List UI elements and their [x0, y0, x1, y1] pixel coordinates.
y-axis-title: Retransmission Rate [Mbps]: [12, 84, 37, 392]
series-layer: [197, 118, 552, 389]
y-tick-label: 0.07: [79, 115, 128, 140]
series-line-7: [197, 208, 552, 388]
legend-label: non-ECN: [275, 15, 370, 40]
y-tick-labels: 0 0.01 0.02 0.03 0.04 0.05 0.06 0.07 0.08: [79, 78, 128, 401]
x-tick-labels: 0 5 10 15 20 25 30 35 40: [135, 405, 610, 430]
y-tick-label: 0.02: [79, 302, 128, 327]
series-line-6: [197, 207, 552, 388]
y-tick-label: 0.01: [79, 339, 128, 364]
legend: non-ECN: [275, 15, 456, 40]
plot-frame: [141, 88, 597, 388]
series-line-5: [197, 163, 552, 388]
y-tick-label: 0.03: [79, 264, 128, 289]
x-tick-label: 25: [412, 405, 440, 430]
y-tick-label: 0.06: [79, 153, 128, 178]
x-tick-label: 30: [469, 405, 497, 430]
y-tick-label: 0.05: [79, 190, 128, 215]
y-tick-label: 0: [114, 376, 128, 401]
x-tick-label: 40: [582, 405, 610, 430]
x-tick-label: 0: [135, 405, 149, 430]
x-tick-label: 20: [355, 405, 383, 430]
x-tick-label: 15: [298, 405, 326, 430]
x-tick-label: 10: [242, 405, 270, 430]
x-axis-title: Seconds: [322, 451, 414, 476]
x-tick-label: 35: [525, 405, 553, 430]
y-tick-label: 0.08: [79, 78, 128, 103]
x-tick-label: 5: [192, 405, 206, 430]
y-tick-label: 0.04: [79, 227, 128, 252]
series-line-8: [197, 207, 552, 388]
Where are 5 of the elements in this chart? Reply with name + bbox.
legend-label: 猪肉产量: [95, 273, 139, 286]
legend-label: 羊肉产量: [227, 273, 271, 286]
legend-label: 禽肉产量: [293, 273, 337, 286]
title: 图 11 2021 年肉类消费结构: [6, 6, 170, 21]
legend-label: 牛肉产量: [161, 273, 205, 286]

§ §

### [Problem details]
Copy every record above line for line, without changing anything.

### [Solution to the exercise]
List UI elements and their [x0, y0, x1, y1] pixel coordinates.
y-axis-title: Retransmission Rate [Mbps]: [12, 84, 37, 392]
series-layer: [197, 118, 552, 389]
y-tick-label: 0.07: [79, 115, 128, 140]
series-line-7: [197, 208, 552, 388]
legend-label: non-ECN: [275, 15, 370, 40]
y-tick-labels: 0 0.01 0.02 0.03 0.04 0.05 0.06 0.07 0.08: [79, 78, 128, 401]
x-tick-labels: 0 5 10 15 20 25 30 35 40: [135, 405, 610, 430]
y-tick-label: 0.02: [79, 302, 128, 327]
series-line-6: [197, 207, 552, 388]
y-tick-label: 0.01: [79, 339, 128, 364]
legend: non-ECN: [275, 15, 456, 40]
plot-frame: [141, 88, 597, 388]
series-line-5: [197, 163, 552, 388]
y-tick-label: 0.03: [79, 264, 128, 289]
x-tick-label: 25: [412, 405, 440, 430]
y-tick-label: 0.06: [79, 153, 128, 178]
x-tick-label: 30: [469, 405, 497, 430]
y-tick-label: 0.05: [79, 190, 128, 215]
y-tick-label: 0: [114, 376, 128, 401]
x-tick-label: 40: [582, 405, 610, 430]
x-tick-label: 0: [135, 405, 149, 430]
x-tick-label: 20: [355, 405, 383, 430]
x-tick-label: 15: [298, 405, 326, 430]
x-tick-label: 10: [242, 405, 270, 430]
x-axis-title: Seconds: [322, 451, 414, 476]
x-tick-label: 35: [525, 405, 553, 430]
y-tick-label: 0.08: [79, 78, 128, 103]
x-tick-label: 5: [192, 405, 206, 430]
y-tick-label: 0.04: [79, 227, 128, 252]
series-line-8: [197, 207, 552, 388]
Where are 5 of the elements in this chart? Reply with name + bbox.
legend-label: 猪肉产量: [95, 273, 139, 286]
legend-label: 羊肉产量: [227, 273, 271, 286]
legend-label: 禽肉产量: [293, 273, 337, 286]
title: 图 11 2021 年肉类消费结构: [6, 6, 170, 21]
legend-label: 牛肉产量: [161, 273, 205, 286]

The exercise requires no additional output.